**What the task asks**
Within the listing below, locate all lines containing the word "value". Copy each one.

════════

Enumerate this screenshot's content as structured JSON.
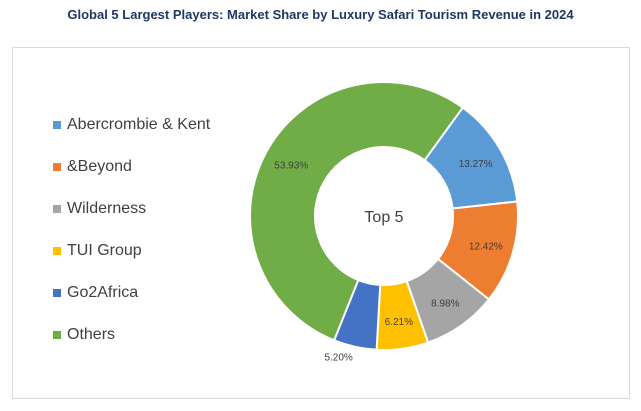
{
  "title": "Global 5 Largest Players: Market Share by Luxury Safari Tourism Revenue in 2024",
  "chart_data": {
    "type": "pie",
    "variant": "donut",
    "center_label": "Top 5",
    "legend_position": "left",
    "slices": [
      {
        "name": "Abercrombie & Kent",
        "value": 13.27,
        "label": "13.27%",
        "color": "#5b9bd5"
      },
      {
        "name": "&Beyond",
        "value": 12.42,
        "label": "12.42%",
        "color": "#ed7d31"
      },
      {
        "name": "Wilderness",
        "value": 8.98,
        "label": "8.98%",
        "color": "#a5a5a5"
      },
      {
        "name": "TUI Group",
        "value": 6.21,
        "label": "6.21%",
        "color": "#ffc000"
      },
      {
        "name": "Go2Africa",
        "value": 5.2,
        "label": "5.20%",
        "color": "#4472c4"
      },
      {
        "name": "Others",
        "value": 53.93,
        "label": "53.93%",
        "color": "#70ad47"
      }
    ]
  }
}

════════

**Answer to this task**
        "value": 13.27,
        "value": 12.42,
        "value": 8.98,
        "value": 6.21,
        "value": 5.2,
        "value": 53.93,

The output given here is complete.